* _Task to complete_: Repeat, exactly and completely, the material that follows. Omit the pictures.

* _The data_:
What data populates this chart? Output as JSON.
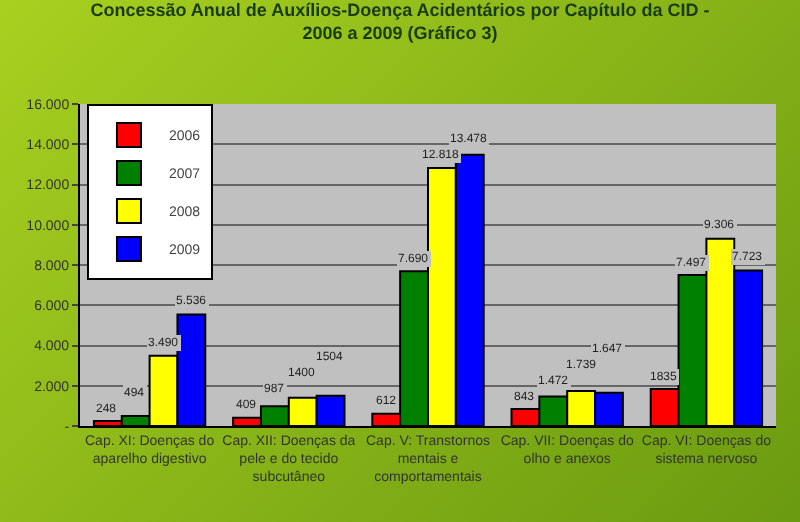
{
  "chart_data": {
    "type": "bar",
    "title": "Concessão Anual de Auxílios-Doença Acidentários por Capítulo da CID - 2006 a 2009 (Gráfico 3)",
    "categories": [
      "Cap. XI: Doenças do aparelho digestivo",
      "Cap. XII: Doenças da pele e do tecido subcutâneo",
      "Cap. V: Transtornos mentais e comportamentais",
      "Cap. VII: Doenças do olho e anexos",
      "Cap. VI: Doenças do sistema nervoso"
    ],
    "series": [
      {
        "name": "2006",
        "color": "#ff0000",
        "values": [
          248,
          409,
          612,
          843,
          1835
        ],
        "value_labels": [
          "248",
          "409",
          "612",
          "843",
          "1835"
        ]
      },
      {
        "name": "2007",
        "color": "#008000",
        "values": [
          494,
          987,
          7690,
          1472,
          7497
        ],
        "value_labels": [
          "494",
          "987",
          "7.690",
          "1.472",
          "7.497"
        ]
      },
      {
        "name": "2008",
        "color": "#ffff00",
        "values": [
          3490,
          1400,
          12818,
          1739,
          9306
        ],
        "value_labels": [
          "3.490",
          "1400",
          "12.818",
          "1.739",
          "9.306"
        ]
      },
      {
        "name": "2009",
        "color": "#0000ff",
        "values": [
          5536,
          1504,
          13478,
          1647,
          7723
        ],
        "value_labels": [
          "5.536",
          "1504",
          "13.478",
          "1.647",
          "7.723"
        ]
      }
    ],
    "ylim": [
      0,
      16000
    ],
    "yticks": [
      {
        "value": 0,
        "label": "-"
      },
      {
        "value": 2000,
        "label": "2.000"
      },
      {
        "value": 4000,
        "label": "4.000"
      },
      {
        "value": 6000,
        "label": "6.000"
      },
      {
        "value": 8000,
        "label": "8.000"
      },
      {
        "value": 10000,
        "label": "10.000"
      },
      {
        "value": 12000,
        "label": "12.000"
      },
      {
        "value": 14000,
        "label": "14.000"
      },
      {
        "value": 16000,
        "label": "16.000"
      }
    ],
    "grid": "y",
    "legend": "top left"
  }
}
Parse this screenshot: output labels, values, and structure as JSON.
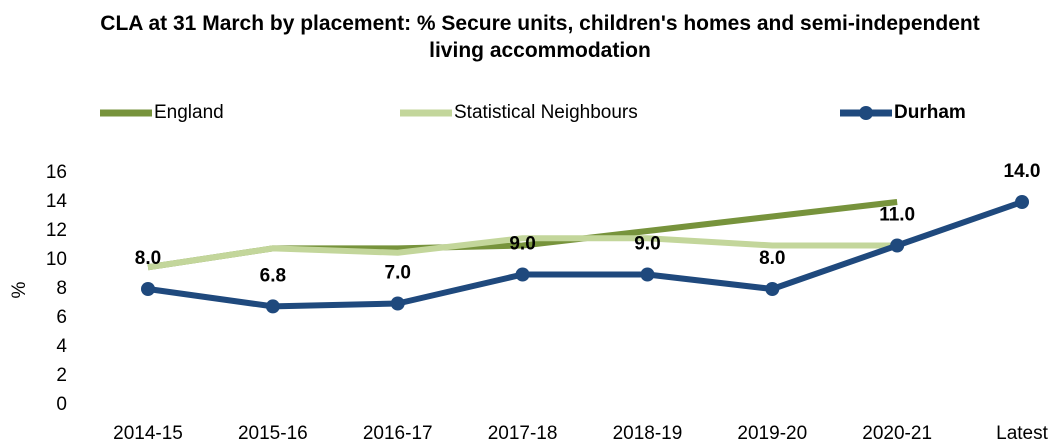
{
  "chart_data": {
    "type": "line",
    "title": "CLA at 31 March by placement: % Secure units, children's homes and semi-independent living accommodation",
    "y_label": "%",
    "categories": [
      "2014-15",
      "2015-16",
      "2016-17",
      "2017-18",
      "2018-19",
      "2019-20",
      "2020-21",
      "Latest"
    ],
    "series": [
      {
        "name": "England",
        "color": "#77933c",
        "values": [
          9.5,
          10.8,
          10.8,
          11,
          12,
          13,
          14,
          null
        ]
      },
      {
        "name": "Statistical Neighbours",
        "color": "#c3d69b",
        "values": [
          9.5,
          10.8,
          10.5,
          11.5,
          11.5,
          11,
          11,
          null
        ]
      },
      {
        "name": "Durham",
        "color": "#1f497d",
        "markers": true,
        "values": [
          8,
          6.8,
          7,
          9,
          9,
          8,
          11,
          14
        ],
        "value_labels": [
          "8.0",
          "6.8",
          "7.0",
          "9.0",
          "9.0",
          "8.0",
          "11.0",
          "14.0"
        ]
      }
    ],
    "ylim": [
      0,
      16
    ],
    "yticks": [
      0,
      2,
      4,
      6,
      8,
      10,
      12,
      14,
      16
    ],
    "grid": false
  }
}
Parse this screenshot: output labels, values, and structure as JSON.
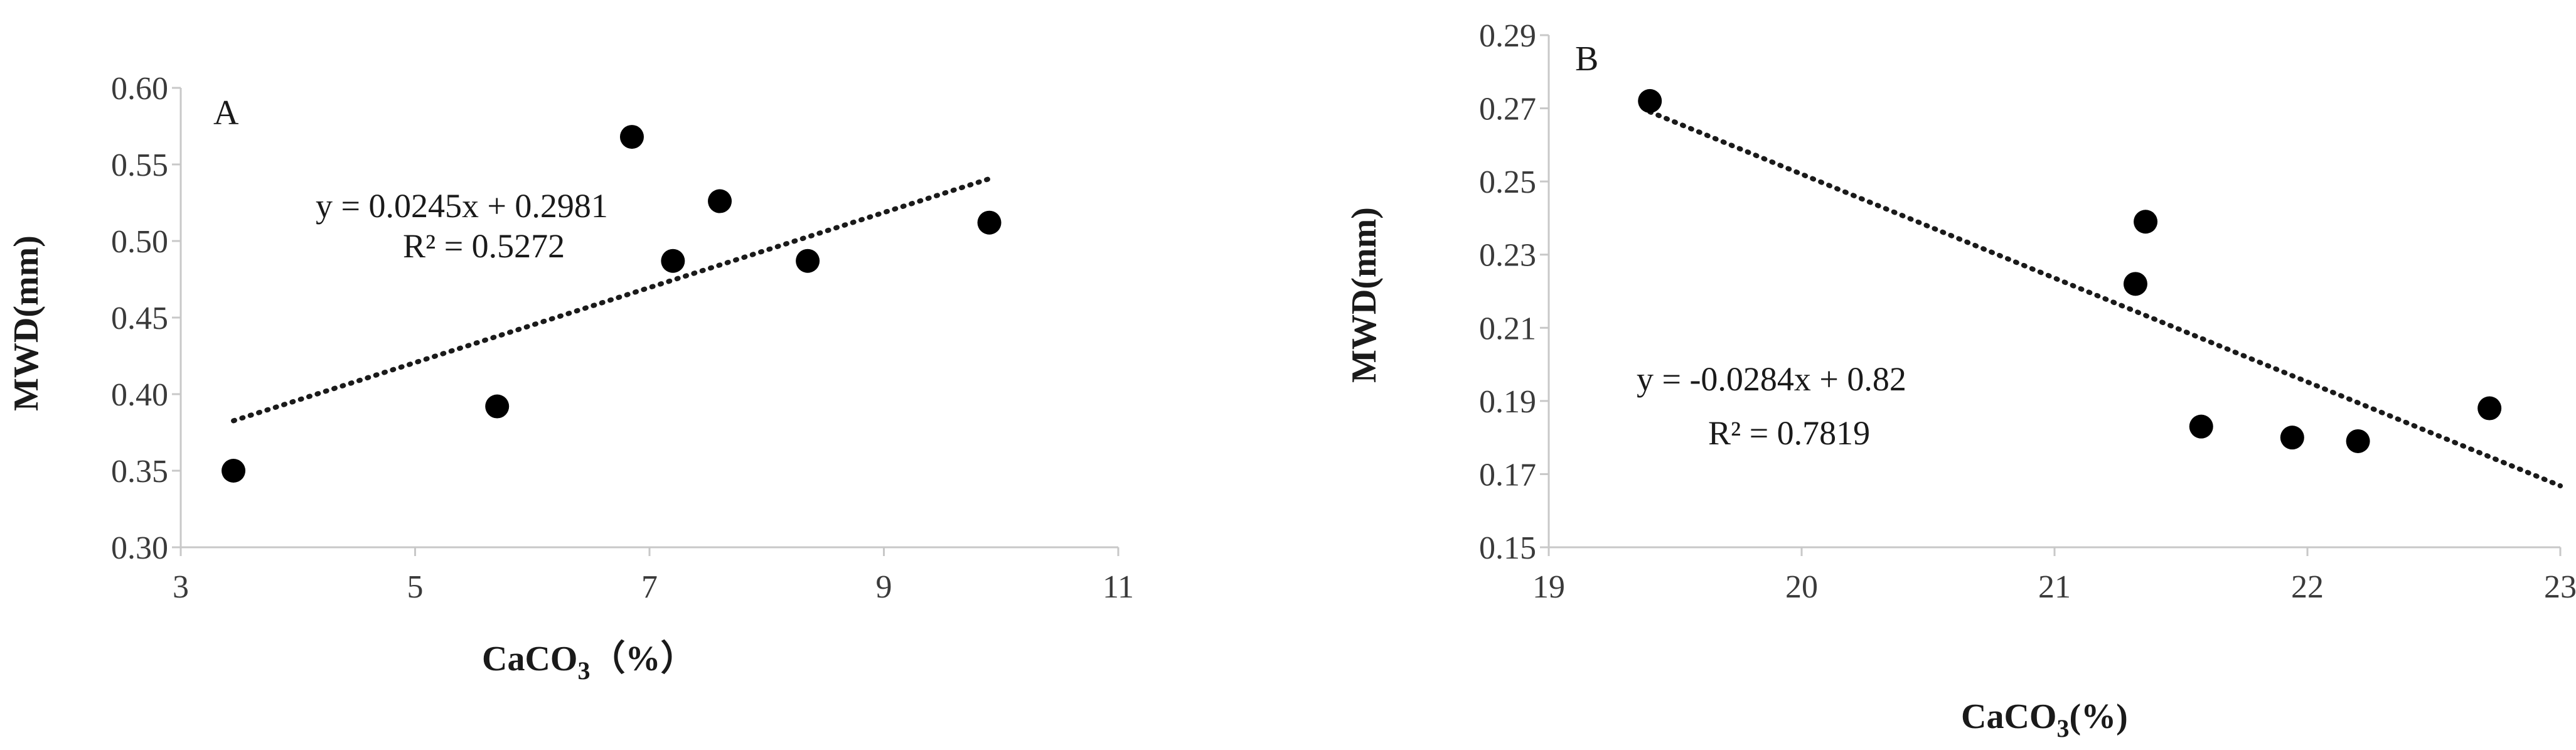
{
  "chart_data": [
    {
      "type": "scatter",
      "panel_label": "A",
      "xlabel": "CaCO",
      "xlabel_sub": "3",
      "xlabel_suffix": "（%）",
      "ylabel": "MWD(mm)",
      "xlim": [
        3,
        11
      ],
      "ylim": [
        0.3,
        0.6
      ],
      "x_ticks": [
        "3",
        "5",
        "7",
        "9",
        "11"
      ],
      "y_ticks": [
        "0.30",
        "0.35",
        "0.40",
        "0.45",
        "0.50",
        "0.55",
        "0.60"
      ],
      "points": [
        {
          "x": 3.45,
          "y": 0.35
        },
        {
          "x": 5.7,
          "y": 0.392
        },
        {
          "x": 6.85,
          "y": 0.568
        },
        {
          "x": 7.2,
          "y": 0.487
        },
        {
          "x": 7.6,
          "y": 0.526
        },
        {
          "x": 8.35,
          "y": 0.487
        },
        {
          "x": 9.9,
          "y": 0.512
        }
      ],
      "trendline": {
        "slope": 0.0245,
        "intercept": 0.2981,
        "x_start": 3.45,
        "x_end": 9.9
      },
      "equation": "y = 0.0245x + 0.2981",
      "r2": "R² = 0.5272"
    },
    {
      "type": "scatter",
      "panel_label": "B",
      "xlabel": "CaCO",
      "xlabel_sub": "3",
      "xlabel_suffix": "(%)",
      "ylabel": "MWD(mm)",
      "xlim": [
        19,
        23
      ],
      "ylim": [
        0.15,
        0.29
      ],
      "x_ticks": [
        "19",
        "20",
        "21",
        "22",
        "23"
      ],
      "y_ticks": [
        "0.15",
        "0.17",
        "0.19",
        "0.21",
        "0.23",
        "0.25",
        "0.27",
        "0.29"
      ],
      "points": [
        {
          "x": 19.4,
          "y": 0.272
        },
        {
          "x": 21.32,
          "y": 0.222
        },
        {
          "x": 21.36,
          "y": 0.239
        },
        {
          "x": 21.58,
          "y": 0.183
        },
        {
          "x": 21.94,
          "y": 0.18
        },
        {
          "x": 22.2,
          "y": 0.179
        },
        {
          "x": 22.72,
          "y": 0.188
        }
      ],
      "trendline": {
        "slope": -0.0284,
        "intercept": 0.82,
        "x_start": 19.4,
        "x_end": 23.0
      },
      "equation": "y = -0.0284x + 0.82",
      "r2": "R² = 0.7819"
    }
  ]
}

* _Output for this exercise_:
What data populates this chart? Output as JSON.
{
  "chart_data": {
    "type": "bar",
    "title": "Concessão Anual de Auxílios-Doença Acidentários por Capítulo da CID - 2006 a 2009 (Gráfico 3)",
    "categories": [
      "Cap. XI: Doenças do aparelho digestivo",
      "Cap. XII: Doenças da pele e do tecido subcutâneo",
      "Cap. V: Transtornos mentais e comportamentais",
      "Cap. VII: Doenças do olho e anexos",
      "Cap. VI: Doenças do sistema nervoso"
    ],
    "series": [
      {
        "name": "2006",
        "color": "#ff0000",
        "values": [
          248,
          409,
          612,
          843,
          1835
        ],
        "value_labels": [
          "248",
          "409",
          "612",
          "843",
          "1835"
        ]
      },
      {
        "name": "2007",
        "color": "#008000",
        "values": [
          494,
          987,
          7690,
          1472,
          7497
        ],
        "value_labels": [
          "494",
          "987",
          "7.690",
          "1.472",
          "7.497"
        ]
      },
      {
        "name": "2008",
        "color": "#ffff00",
        "values": [
          3490,
          1400,
          12818,
          1739,
          9306
        ],
        "value_labels": [
          "3.490",
          "1400",
          "12.818",
          "1.739",
          "9.306"
        ]
      },
      {
        "name": "2009",
        "color": "#0000ff",
        "values": [
          5536,
          1504,
          13478,
          1647,
          7723
        ],
        "value_labels": [
          "5.536",
          "1504",
          "13.478",
          "1.647",
          "7.723"
        ]
      }
    ],
    "ylim": [
      0,
      16000
    ],
    "yticks": [
      {
        "value": 0,
        "label": "-"
      },
      {
        "value": 2000,
        "label": "2.000"
      },
      {
        "value": 4000,
        "label": "4.000"
      },
      {
        "value": 6000,
        "label": "6.000"
      },
      {
        "value": 8000,
        "label": "8.000"
      },
      {
        "value": 10000,
        "label": "10.000"
      },
      {
        "value": 12000,
        "label": "12.000"
      },
      {
        "value": 14000,
        "label": "14.000"
      },
      {
        "value": 16000,
        "label": "16.000"
      }
    ],
    "grid": "y",
    "legend": "top left"
  }
}
Parse this screenshot: output labels, values, and structure as JSON.
{
  "chart_data": {
    "type": "line",
    "title": "CLA at 31 March by placement: % Secure units, children's homes and semi-independent living accommodation",
    "y_label": "%",
    "categories": [
      "2014-15",
      "2015-16",
      "2016-17",
      "2017-18",
      "2018-19",
      "2019-20",
      "2020-21",
      "Latest"
    ],
    "series": [
      {
        "name": "England",
        "color": "#77933c",
        "values": [
          9.5,
          10.8,
          10.8,
          11,
          12,
          13,
          14,
          null
        ]
      },
      {
        "name": "Statistical Neighbours",
        "color": "#c3d69b",
        "values": [
          9.5,
          10.8,
          10.5,
          11.5,
          11.5,
          11,
          11,
          null
        ]
      },
      {
        "name": "Durham",
        "color": "#1f497d",
        "markers": true,
        "values": [
          8,
          6.8,
          7,
          9,
          9,
          8,
          11,
          14
        ],
        "value_labels": [
          "8.0",
          "6.8",
          "7.0",
          "9.0",
          "9.0",
          "8.0",
          "11.0",
          "14.0"
        ]
      }
    ],
    "ylim": [
      0,
      16
    ],
    "yticks": [
      0,
      2,
      4,
      6,
      8,
      10,
      12,
      14,
      16
    ],
    "grid": false
  }
}
Parse this screenshot: output labels, values, and structure as JSON.
{
  "chart_data": [
    {
      "type": "scatter",
      "panel_label": "A",
      "xlabel": "CaCO",
      "xlabel_sub": "3",
      "xlabel_suffix": "（%）",
      "ylabel": "MWD(mm)",
      "xlim": [
        3,
        11
      ],
      "ylim": [
        0.3,
        0.6
      ],
      "x_ticks": [
        "3",
        "5",
        "7",
        "9",
        "11"
      ],
      "y_ticks": [
        "0.30",
        "0.35",
        "0.40",
        "0.45",
        "0.50",
        "0.55",
        "0.60"
      ],
      "points": [
        {
          "x": 3.45,
          "y": 0.35
        },
        {
          "x": 5.7,
          "y": 0.392
        },
        {
          "x": 6.85,
          "y": 0.568
        },
        {
          "x": 7.2,
          "y": 0.487
        },
        {
          "x": 7.6,
          "y": 0.526
        },
        {
          "x": 8.35,
          "y": 0.487
        },
        {
          "x": 9.9,
          "y": 0.512
        }
      ],
      "trendline": {
        "slope": 0.0245,
        "intercept": 0.2981,
        "x_start": 3.45,
        "x_end": 9.9
      },
      "equation": "y = 0.0245x + 0.2981",
      "r2": "R² = 0.5272"
    },
    {
      "type": "scatter",
      "panel_label": "B",
      "xlabel": "CaCO",
      "xlabel_sub": "3",
      "xlabel_suffix": "(%)",
      "ylabel": "MWD(mm)",
      "xlim": [
        19,
        23
      ],
      "ylim": [
        0.15,
        0.29
      ],
      "x_ticks": [
        "19",
        "20",
        "21",
        "22",
        "23"
      ],
      "y_ticks": [
        "0.15",
        "0.17",
        "0.19",
        "0.21",
        "0.23",
        "0.25",
        "0.27",
        "0.29"
      ],
      "points": [
        {
          "x": 19.4,
          "y": 0.272
        },
        {
          "x": 21.32,
          "y": 0.222
        },
        {
          "x": 21.36,
          "y": 0.239
        },
        {
          "x": 21.58,
          "y": 0.183
        },
        {
          "x": 21.94,
          "y": 0.18
        },
        {
          "x": 22.2,
          "y": 0.179
        },
        {
          "x": 22.72,
          "y": 0.188
        }
      ],
      "trendline": {
        "slope": -0.0284,
        "intercept": 0.82,
        "x_start": 19.4,
        "x_end": 23.0
      },
      "equation": "y = -0.0284x + 0.82",
      "r2": "R² = 0.7819"
    }
  ]
}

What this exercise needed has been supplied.